━━━━━ Given records

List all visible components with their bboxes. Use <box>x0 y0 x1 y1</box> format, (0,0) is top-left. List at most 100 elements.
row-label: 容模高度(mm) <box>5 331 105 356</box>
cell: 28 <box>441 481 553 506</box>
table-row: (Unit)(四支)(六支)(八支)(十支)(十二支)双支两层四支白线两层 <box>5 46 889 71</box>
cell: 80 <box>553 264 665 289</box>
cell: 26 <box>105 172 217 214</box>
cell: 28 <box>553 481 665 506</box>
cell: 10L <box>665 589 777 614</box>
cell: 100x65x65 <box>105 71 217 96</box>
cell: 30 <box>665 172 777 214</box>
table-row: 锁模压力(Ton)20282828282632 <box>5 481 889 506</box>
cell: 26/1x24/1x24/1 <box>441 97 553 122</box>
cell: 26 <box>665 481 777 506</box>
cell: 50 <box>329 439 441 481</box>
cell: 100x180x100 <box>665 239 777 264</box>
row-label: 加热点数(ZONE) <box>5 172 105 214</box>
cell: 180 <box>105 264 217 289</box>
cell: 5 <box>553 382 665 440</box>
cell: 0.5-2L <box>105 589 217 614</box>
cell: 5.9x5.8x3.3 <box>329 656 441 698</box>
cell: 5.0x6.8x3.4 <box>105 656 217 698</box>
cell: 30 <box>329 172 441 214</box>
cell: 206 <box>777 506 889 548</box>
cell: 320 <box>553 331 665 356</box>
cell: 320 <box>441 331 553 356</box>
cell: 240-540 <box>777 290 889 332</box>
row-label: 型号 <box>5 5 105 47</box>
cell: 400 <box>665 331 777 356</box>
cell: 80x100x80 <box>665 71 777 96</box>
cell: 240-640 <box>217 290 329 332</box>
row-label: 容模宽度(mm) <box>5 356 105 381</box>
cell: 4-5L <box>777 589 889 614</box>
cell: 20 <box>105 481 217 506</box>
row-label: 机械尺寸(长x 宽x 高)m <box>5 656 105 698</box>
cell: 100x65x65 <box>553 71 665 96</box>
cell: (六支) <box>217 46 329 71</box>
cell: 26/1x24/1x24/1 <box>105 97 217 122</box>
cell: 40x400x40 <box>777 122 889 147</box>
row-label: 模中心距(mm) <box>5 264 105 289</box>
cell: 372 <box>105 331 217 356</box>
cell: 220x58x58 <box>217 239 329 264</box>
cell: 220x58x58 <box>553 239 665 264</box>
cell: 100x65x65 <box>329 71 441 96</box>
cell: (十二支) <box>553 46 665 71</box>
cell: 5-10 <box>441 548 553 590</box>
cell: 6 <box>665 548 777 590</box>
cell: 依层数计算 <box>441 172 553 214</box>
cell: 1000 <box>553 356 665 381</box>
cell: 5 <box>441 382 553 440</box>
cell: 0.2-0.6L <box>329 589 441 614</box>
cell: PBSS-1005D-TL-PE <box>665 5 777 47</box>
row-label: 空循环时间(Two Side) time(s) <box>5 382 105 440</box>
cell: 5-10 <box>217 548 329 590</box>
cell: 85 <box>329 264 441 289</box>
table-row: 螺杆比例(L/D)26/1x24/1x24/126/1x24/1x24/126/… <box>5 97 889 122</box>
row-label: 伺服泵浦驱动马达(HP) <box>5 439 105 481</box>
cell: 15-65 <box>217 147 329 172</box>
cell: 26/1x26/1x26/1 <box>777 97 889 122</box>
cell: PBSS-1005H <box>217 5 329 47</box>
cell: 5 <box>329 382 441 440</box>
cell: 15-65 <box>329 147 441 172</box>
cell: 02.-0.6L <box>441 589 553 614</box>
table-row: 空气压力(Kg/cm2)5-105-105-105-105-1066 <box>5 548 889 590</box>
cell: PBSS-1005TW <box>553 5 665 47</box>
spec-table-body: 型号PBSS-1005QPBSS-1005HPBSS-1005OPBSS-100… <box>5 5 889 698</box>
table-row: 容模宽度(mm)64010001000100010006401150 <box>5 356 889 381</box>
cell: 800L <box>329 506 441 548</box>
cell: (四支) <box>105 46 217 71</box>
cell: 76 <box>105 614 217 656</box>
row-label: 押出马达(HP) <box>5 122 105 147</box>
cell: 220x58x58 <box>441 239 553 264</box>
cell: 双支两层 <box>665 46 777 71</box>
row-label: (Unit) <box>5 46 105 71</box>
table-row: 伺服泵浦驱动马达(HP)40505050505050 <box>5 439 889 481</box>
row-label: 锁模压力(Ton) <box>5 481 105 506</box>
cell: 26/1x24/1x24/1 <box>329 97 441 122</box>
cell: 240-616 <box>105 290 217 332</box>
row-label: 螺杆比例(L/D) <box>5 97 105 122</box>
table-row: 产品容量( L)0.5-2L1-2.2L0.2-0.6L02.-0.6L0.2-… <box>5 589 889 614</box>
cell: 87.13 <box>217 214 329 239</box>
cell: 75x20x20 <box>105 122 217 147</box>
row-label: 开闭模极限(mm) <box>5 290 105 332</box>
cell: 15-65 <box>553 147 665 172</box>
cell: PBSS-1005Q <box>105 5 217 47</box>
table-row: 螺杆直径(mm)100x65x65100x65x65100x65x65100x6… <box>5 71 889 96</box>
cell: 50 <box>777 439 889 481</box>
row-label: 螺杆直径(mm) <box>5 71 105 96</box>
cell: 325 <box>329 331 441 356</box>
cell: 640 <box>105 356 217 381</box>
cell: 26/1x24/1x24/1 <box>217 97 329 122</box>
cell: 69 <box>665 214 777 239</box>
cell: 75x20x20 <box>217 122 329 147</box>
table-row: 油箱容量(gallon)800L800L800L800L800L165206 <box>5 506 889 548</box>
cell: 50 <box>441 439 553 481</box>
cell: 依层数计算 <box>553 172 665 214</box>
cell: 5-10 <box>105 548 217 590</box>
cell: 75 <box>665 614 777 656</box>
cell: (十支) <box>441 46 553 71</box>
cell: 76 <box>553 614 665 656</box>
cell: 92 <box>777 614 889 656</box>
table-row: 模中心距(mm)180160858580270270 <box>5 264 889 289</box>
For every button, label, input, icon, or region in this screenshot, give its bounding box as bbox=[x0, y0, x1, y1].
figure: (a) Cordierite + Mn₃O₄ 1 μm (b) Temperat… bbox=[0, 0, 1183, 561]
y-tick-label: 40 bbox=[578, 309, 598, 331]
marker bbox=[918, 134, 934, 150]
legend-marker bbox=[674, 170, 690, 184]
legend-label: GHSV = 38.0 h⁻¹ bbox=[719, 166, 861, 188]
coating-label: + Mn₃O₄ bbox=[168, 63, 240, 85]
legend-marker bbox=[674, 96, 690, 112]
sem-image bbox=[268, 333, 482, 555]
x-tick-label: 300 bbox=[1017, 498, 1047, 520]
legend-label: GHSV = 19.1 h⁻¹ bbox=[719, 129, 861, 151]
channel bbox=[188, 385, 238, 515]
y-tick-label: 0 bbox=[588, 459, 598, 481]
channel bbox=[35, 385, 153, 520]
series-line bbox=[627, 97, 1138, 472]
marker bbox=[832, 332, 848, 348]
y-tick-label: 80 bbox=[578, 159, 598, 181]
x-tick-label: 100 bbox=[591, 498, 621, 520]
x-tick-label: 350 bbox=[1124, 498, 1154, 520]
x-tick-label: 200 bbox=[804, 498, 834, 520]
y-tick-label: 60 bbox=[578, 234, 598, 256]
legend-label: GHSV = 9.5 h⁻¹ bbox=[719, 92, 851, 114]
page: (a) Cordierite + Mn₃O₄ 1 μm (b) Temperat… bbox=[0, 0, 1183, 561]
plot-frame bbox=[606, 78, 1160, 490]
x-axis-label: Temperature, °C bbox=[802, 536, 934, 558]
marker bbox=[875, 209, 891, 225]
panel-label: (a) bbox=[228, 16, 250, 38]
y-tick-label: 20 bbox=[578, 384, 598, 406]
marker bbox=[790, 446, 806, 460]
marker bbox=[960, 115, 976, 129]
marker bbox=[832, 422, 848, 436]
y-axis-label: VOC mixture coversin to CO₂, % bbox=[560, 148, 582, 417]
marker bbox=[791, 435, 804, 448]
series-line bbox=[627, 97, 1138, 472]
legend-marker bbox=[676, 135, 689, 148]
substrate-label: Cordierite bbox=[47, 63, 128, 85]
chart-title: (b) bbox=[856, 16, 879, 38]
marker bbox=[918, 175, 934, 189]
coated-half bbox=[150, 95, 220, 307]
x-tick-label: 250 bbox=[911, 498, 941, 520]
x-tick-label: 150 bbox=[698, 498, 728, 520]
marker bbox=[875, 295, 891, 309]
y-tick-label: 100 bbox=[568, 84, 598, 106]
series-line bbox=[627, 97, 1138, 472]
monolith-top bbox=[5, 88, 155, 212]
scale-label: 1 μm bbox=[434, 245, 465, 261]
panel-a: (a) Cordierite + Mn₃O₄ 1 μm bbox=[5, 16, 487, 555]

━━━━━━━━━━

__What the exercise asks__.
Please copy the records word for word, starting at their first line and ending at the line that contains "cell: 30 <box>665 172 777 214</box>".

__Finished answer__.
List all visible components with their bboxes. Use <box>x0 y0 x1 y1</box> format, (0,0) is top-left. List at most 100 elements.
row-label: 容模高度(mm) <box>5 331 105 356</box>
cell: 28 <box>441 481 553 506</box>
table-row: (Unit)(四支)(六支)(八支)(十支)(十二支)双支两层四支白线两层 <box>5 46 889 71</box>
cell: 80 <box>553 264 665 289</box>
cell: 26 <box>105 172 217 214</box>
cell: 28 <box>553 481 665 506</box>
cell: 10L <box>665 589 777 614</box>
cell: 100x65x65 <box>105 71 217 96</box>
cell: 30 <box>665 172 777 214</box>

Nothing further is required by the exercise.